### Instruction
Which lines of the records contain "this"? Collect every one of them.

Records from a dataset
-- Start --
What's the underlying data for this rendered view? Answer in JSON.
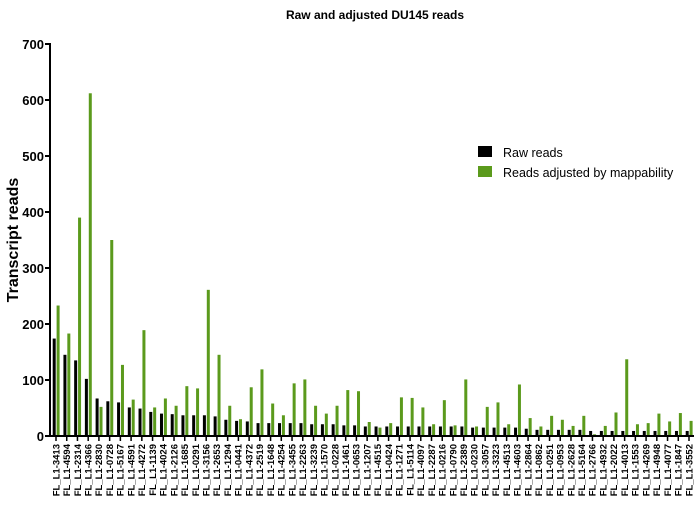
{
  "chart_data": {
    "type": "bar",
    "title": "Raw and adjusted DU145 reads",
    "xlabel": "",
    "ylabel": "Transcript reads",
    "ylim": [
      0,
      700
    ],
    "yticks": [
      0,
      100,
      200,
      300,
      400,
      500,
      600,
      700
    ],
    "grid": false,
    "legend_position": "right",
    "categories": [
      "FL_L1-3413",
      "FL_L1-4594",
      "FL_L1-2314",
      "FL_L1-4366",
      "FL_L1-2830",
      "FL_L1-0728",
      "FL_L1-5167",
      "FL_L1-4591",
      "FL_L1-4272",
      "FL_L1-1139",
      "FL_L1-4024",
      "FL_L1-2126",
      "FL_L1-1685",
      "FL_L1-0291",
      "FL_L1-3156",
      "FL_L1-2653",
      "FL_L1-1294",
      "FL_L1-0441",
      "FL_L1-4372",
      "FL_L1-2519",
      "FL_L1-1648",
      "FL_L1-4254",
      "FL_L1-3455",
      "FL_L1-2263",
      "FL_L1-3239",
      "FL_L1-1570",
      "FL_L1-0228",
      "FL_L1-1461",
      "FL_L1-0653",
      "FL_L1-1207",
      "FL_L1-4515",
      "FL_L1-0424",
      "FL_L1-1271",
      "FL_L1-5114",
      "FL_L1-4097",
      "FL_L1-2287",
      "FL_L1-0216",
      "FL_L1-0790",
      "FL_L1-2389",
      "FL_L1-0230",
      "FL_L1-3057",
      "FL_L1-3323",
      "FL_L1-4513",
      "FL_L1-4603",
      "FL_L1-2864",
      "FL_L1-0862",
      "FL_L1-0251",
      "FL_L1-0953",
      "FL_L1-2628",
      "FL_L1-5164",
      "FL_L1-2766",
      "FL_L1-4932",
      "FL_L1-2022",
      "FL_L1-4013",
      "FL_L1-1553",
      "FL_L1-4269",
      "FL_L1-4948",
      "FL_L1-4077",
      "FL_L1-1847",
      "FL_L1-3552"
    ],
    "series": [
      {
        "name": "Raw reads",
        "color": "#000000",
        "values": [
          174,
          145,
          135,
          102,
          67,
          62,
          60,
          51,
          49,
          43,
          40,
          39,
          37,
          37,
          37,
          35,
          29,
          27,
          26,
          23,
          23,
          23,
          23,
          23,
          21,
          21,
          21,
          19,
          19,
          17,
          17,
          17,
          17,
          17,
          17,
          17,
          17,
          17,
          17,
          15,
          15,
          15,
          15,
          15,
          13,
          11,
          11,
          11,
          11,
          11,
          9,
          9,
          9,
          9,
          9,
          9,
          9,
          9,
          9,
          9
        ]
      },
      {
        "name": "Reads adjusted by mappability",
        "color": "#5b9a1c",
        "values": [
          233,
          183,
          390,
          612,
          52,
          350,
          127,
          65,
          189,
          51,
          67,
          54,
          89,
          85,
          261,
          145,
          54,
          30,
          87,
          119,
          58,
          37,
          94,
          101,
          54,
          40,
          54,
          82,
          80,
          25,
          15,
          23,
          69,
          68,
          51,
          21,
          64,
          19,
          101,
          17,
          52,
          60,
          21,
          92,
          32,
          17,
          36,
          29,
          18,
          36,
          3,
          18,
          42,
          137,
          21,
          23,
          40,
          26,
          41,
          27
        ]
      }
    ]
  }
}
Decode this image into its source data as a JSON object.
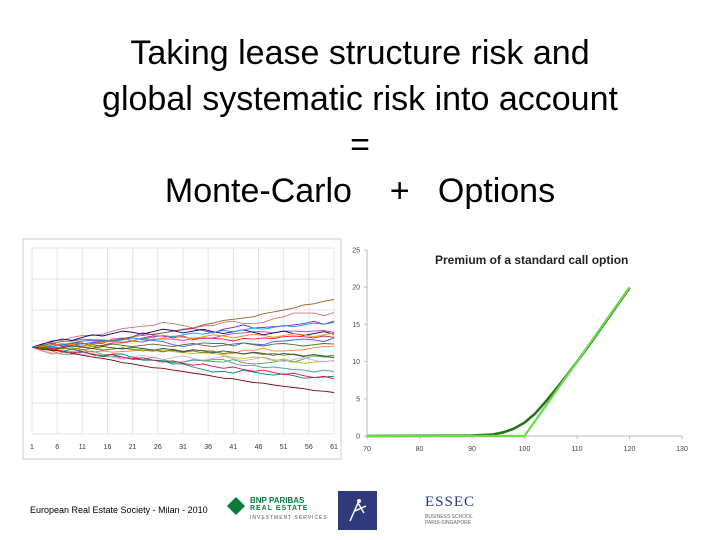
{
  "slide": {
    "title_lines": [
      "Taking lease structure risk and",
      "global systematic risk into account",
      "=",
      "Monte-Carlo    +   Options"
    ],
    "footer_text": "European Real Estate Society - Milan - 2010"
  },
  "logos": {
    "bnp": {
      "line1": "BNP PARIBAS",
      "line2": "REAL ESTATE",
      "line3": "INVESTMENT SERVICES"
    },
    "essec": {
      "name": "ESSEC",
      "sub": "BUSINESS SCHOOL PARIS-SINGAPORE"
    }
  },
  "chart_data": [
    {
      "type": "line",
      "title": "",
      "description_kind": "monte-carlo simulated paths",
      "x_tick_labels": [
        "1",
        "6",
        "11",
        "16",
        "21",
        "26",
        "31",
        "36",
        "41",
        "46",
        "51",
        "56",
        "61"
      ],
      "xlim": [
        1,
        61
      ],
      "ylim": [
        0,
        30
      ],
      "grid": true,
      "legend": "none",
      "series_colors": [
        "#e6194b",
        "#3cb44b",
        "#4363d8",
        "#f58231",
        "#911eb4",
        "#46a0a0",
        "#c83cb4",
        "#a0c814",
        "#c87878",
        "#008080",
        "#9a6324",
        "#800000",
        "#556b2f",
        "#808000",
        "#000075",
        "#e6a0e6",
        "#ff8c00",
        "#2f4f4f",
        "#1e90ff",
        "#dc143c",
        "#32cd32",
        "#8b008b",
        "#b8860b",
        "#4682b4",
        "#d2691e",
        "#6a5acd",
        "#20b2aa",
        "#cd5c5c",
        "#708090",
        "#9acd32"
      ],
      "series": [
        {
          "values": [
            14.0,
            13.9,
            14.4,
            14.4,
            14.7,
            14.7,
            14.1,
            14.3,
            14.7,
            14.7,
            15.0,
            15.5,
            15.8,
            15.8,
            15.5,
            15.8,
            15.2,
            15.5,
            15.4,
            15.3,
            15.0,
            15.4,
            15.3,
            15.5,
            15.4,
            15.7,
            15.8,
            15.7,
            15.5,
            15.8,
            15.6
          ]
        },
        {
          "values": [
            14.0,
            13.8,
            13.4,
            12.8,
            12.9,
            13.2,
            13.4,
            12.8,
            12.8,
            12.1,
            12.5,
            12.0,
            12.4,
            12.0,
            11.6,
            11.6,
            12.0,
            11.8,
            11.7,
            11.6,
            12.0,
            11.5,
            11.3,
            11.4,
            11.6,
            11.9,
            11.6,
            12.1,
            12.6,
            12.4,
            12.4
          ]
        },
        {
          "values": [
            14.0,
            13.8,
            14.4,
            14.3,
            14.7,
            15.0,
            15.1,
            15.1,
            15.1,
            15.3,
            15.5,
            15.2,
            15.1,
            14.9,
            14.4,
            14.1,
            14.4,
            14.7,
            14.6,
            14.6,
            14.2,
            14.7,
            14.5,
            14.4,
            14.9,
            15.0,
            15.2,
            15.3,
            15.2,
            14.9,
            15.5
          ]
        },
        {
          "values": [
            14.0,
            13.4,
            12.9,
            13.1,
            13.3,
            13.6,
            13.2,
            13.4,
            13.2,
            13.3,
            13.4,
            13.8,
            13.6,
            13.2,
            13.7,
            13.3,
            13.5,
            13.5,
            13.4,
            12.9,
            13.0,
            13.5,
            13.5,
            13.8,
            13.4,
            13.4,
            13.5,
            13.6,
            13.9,
            14.1,
            14.1
          ]
        },
        {
          "values": [
            14.0,
            14.2,
            14.7,
            14.1,
            14.4,
            14.1,
            14.7,
            14.9,
            15.1,
            15.3,
            15.7,
            16.3,
            16.0,
            16.3,
            16.6,
            16.8,
            17.0,
            16.7,
            16.3,
            16.9,
            17.2,
            17.6,
            17.1,
            17.2,
            17.3,
            17.4,
            17.6,
            17.8,
            18.2,
            17.7,
            18.2
          ]
        },
        {
          "values": [
            14.0,
            14.3,
            13.8,
            13.2,
            13.1,
            13.2,
            12.8,
            12.5,
            12.5,
            12.4,
            12.0,
            12.0,
            11.9,
            11.8,
            11.5,
            11.6,
            11.9,
            11.8,
            12.0,
            12.0,
            11.4,
            11.0,
            11.1,
            10.7,
            10.8,
            10.6,
            10.4,
            10.3,
            10.0,
            10.3,
            10.1
          ]
        },
        {
          "values": [
            14.0,
            14.1,
            14.0,
            13.9,
            14.6,
            14.1,
            14.6,
            14.6,
            15.3,
            15.5,
            15.0,
            14.8,
            15.3,
            15.3,
            15.3,
            15.1,
            15.4,
            15.4,
            15.5,
            15.9,
            16.2,
            16.3,
            16.5,
            16.5,
            16.3,
            16.6,
            16.6,
            16.5,
            16.6,
            16.7,
            16.4
          ]
        },
        {
          "values": [
            14.0,
            13.9,
            13.5,
            13.9,
            13.6,
            14.0,
            14.1,
            13.6,
            13.7,
            13.9,
            13.7,
            13.6,
            13.3,
            13.6,
            13.3,
            13.1,
            13.0,
            13.1,
            13.0,
            12.7,
            12.3,
            12.2,
            12.4,
            12.3,
            11.8,
            12.1,
            11.7,
            11.4,
            11.6,
            11.7,
            11.8
          ]
        },
        {
          "values": [
            14.0,
            14.4,
            15.1,
            15.1,
            15.6,
            15.9,
            15.9,
            16.1,
            16.6,
            17.0,
            17.2,
            17.4,
            17.5,
            18.0,
            17.8,
            17.5,
            17.1,
            17.4,
            17.5,
            18.0,
            18.2,
            17.8,
            17.8,
            18.0,
            18.6,
            18.9,
            19.5,
            19.5,
            19.5,
            19.1,
            19.6
          ]
        },
        {
          "values": [
            14.0,
            13.6,
            13.6,
            13.3,
            13.7,
            13.3,
            12.8,
            12.5,
            12.9,
            12.9,
            12.3,
            11.9,
            11.9,
            11.8,
            11.3,
            11.3,
            10.8,
            10.4,
            10.0,
            10.1,
            9.8,
            10.3,
            10.0,
            9.7,
            9.5,
            9.7,
            9.4,
            9.0,
            9.1,
            9.2,
            9.3
          ]
        },
        {
          "values": [
            14.0,
            14.3,
            14.6,
            14.9,
            15.0,
            15.3,
            15.2,
            15.2,
            15.0,
            15.4,
            15.7,
            15.9,
            16.1,
            16.3,
            16.6,
            16.9,
            17.1,
            17.6,
            17.9,
            18.3,
            18.5,
            18.7,
            18.9,
            19.4,
            19.7,
            20.0,
            20.3,
            20.8,
            21.0,
            21.4,
            21.7
          ]
        },
        {
          "values": [
            14.0,
            13.7,
            13.5,
            13.4,
            13.0,
            12.7,
            12.4,
            12.2,
            11.9,
            11.5,
            11.3,
            11.0,
            10.7,
            10.6,
            10.3,
            10.1,
            9.8,
            9.6,
            9.3,
            9.0,
            8.9,
            8.6,
            8.3,
            8.2,
            7.9,
            7.7,
            7.5,
            7.3,
            7.0,
            6.9,
            6.7
          ]
        },
        {
          "values": [
            14.0,
            14.2,
            14.1,
            14.4,
            14.3,
            14.6,
            14.4,
            14.2,
            14.5,
            14.3,
            14.1,
            14.3,
            14.5,
            14.3,
            14.1,
            14.4,
            14.6,
            14.3,
            14.1,
            14.3,
            14.5,
            14.7,
            14.4,
            14.2,
            14.5,
            14.6,
            14.4,
            14.2,
            14.4,
            14.6,
            14.5
          ]
        },
        {
          "values": [
            14.0,
            13.8,
            14.0,
            13.7,
            13.9,
            13.6,
            13.8,
            13.5,
            13.7,
            13.9,
            13.6,
            13.4,
            13.6,
            13.3,
            13.5,
            13.2,
            13.4,
            13.1,
            13.3,
            13.0,
            13.2,
            12.9,
            13.1,
            12.8,
            13.0,
            12.7,
            12.9,
            12.6,
            12.8,
            12.5,
            12.7
          ]
        },
        {
          "values": [
            14.0,
            14.5,
            14.9,
            15.3,
            15.1,
            15.6,
            16.0,
            15.8,
            16.2,
            16.6,
            16.4,
            16.1,
            16.5,
            16.9,
            16.7,
            16.3,
            16.6,
            16.9,
            16.5,
            16.2,
            16.5,
            16.8,
            16.4,
            16.0,
            16.3,
            16.6,
            16.2,
            15.9,
            16.2,
            16.5,
            16.1
          ]
        },
        {
          "values": [
            14.0,
            13.5,
            13.1,
            12.8,
            13.2,
            12.9,
            12.5,
            12.8,
            12.4,
            12.1,
            12.4,
            12.7,
            12.3,
            12.0,
            12.3,
            12.6,
            12.2,
            11.9,
            12.2,
            12.5,
            12.1,
            11.8,
            12.1,
            12.4,
            12.0,
            11.7,
            12.0,
            12.3,
            11.9,
            11.6,
            11.9
          ]
        },
        {
          "values": [
            14.0,
            14.1,
            14.3,
            14.6,
            14.4,
            14.2,
            14.5,
            14.8,
            15.0,
            14.8,
            15.1,
            15.4,
            15.2,
            15.5,
            15.8,
            15.6,
            15.4,
            15.7,
            16.0,
            15.8,
            15.5,
            15.8,
            16.1,
            15.9,
            15.6,
            15.9,
            16.2,
            16.0,
            15.7,
            16.0,
            16.3
          ]
        },
        {
          "values": [
            14.0,
            13.9,
            13.7,
            13.9,
            14.2,
            14.0,
            13.8,
            14.1,
            13.9,
            13.7,
            14.0,
            13.8,
            13.5,
            13.8,
            13.6,
            13.3,
            13.6,
            13.4,
            13.1,
            13.4,
            13.2,
            12.9,
            13.2,
            13.0,
            12.7,
            13.0,
            12.8,
            12.5,
            12.8,
            12.6,
            12.3
          ]
        },
        {
          "values": [
            14.0,
            14.3,
            14.1,
            14.4,
            14.7,
            14.5,
            14.8,
            15.1,
            14.9,
            15.2,
            15.5,
            15.3,
            15.6,
            15.9,
            15.7,
            16.0,
            16.3,
            16.1,
            16.4,
            16.7,
            16.5,
            16.8,
            17.1,
            16.9,
            17.2,
            17.5,
            17.3,
            17.6,
            17.9,
            17.7,
            18.0
          ]
        },
        {
          "values": [
            14.0,
            13.6,
            13.8,
            13.4,
            13.1,
            13.3,
            12.9,
            12.6,
            12.8,
            12.4,
            12.1,
            12.3,
            11.9,
            11.6,
            11.8,
            11.4,
            11.1,
            11.3,
            10.9,
            10.6,
            10.8,
            10.4,
            10.1,
            10.3,
            9.9,
            9.6,
            9.8,
            9.4,
            9.1,
            9.3,
            8.9
          ]
        }
      ]
    },
    {
      "type": "line",
      "title": "Premium of a standard call option",
      "xlim": [
        70,
        130
      ],
      "ylim": [
        0,
        25
      ],
      "x_ticks": [
        70,
        80,
        90,
        100,
        110,
        120,
        130
      ],
      "y_ticks": [
        0,
        5,
        10,
        15,
        20,
        25
      ],
      "grid": false,
      "legend": "none",
      "series": [
        {
          "color": "#2a6e1f",
          "x": [
            70,
            90,
            94,
            96,
            98,
            100,
            102,
            104,
            106,
            108,
            110,
            112,
            114,
            116,
            118,
            120
          ],
          "y": [
            0,
            0.05,
            0.2,
            0.5,
            1.0,
            1.8,
            3.0,
            4.6,
            6.3,
            8.1,
            10.0,
            11.9,
            13.9,
            15.9,
            17.9,
            19.9
          ]
        },
        {
          "color": "#66dd44",
          "x": [
            70,
            100,
            120
          ],
          "y": [
            0,
            0,
            20
          ]
        }
      ]
    }
  ]
}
-- End --
### Written reply
What's the underlying data for this rendered view? Answer in JSON.
Decode this image into its source data as a JSON object.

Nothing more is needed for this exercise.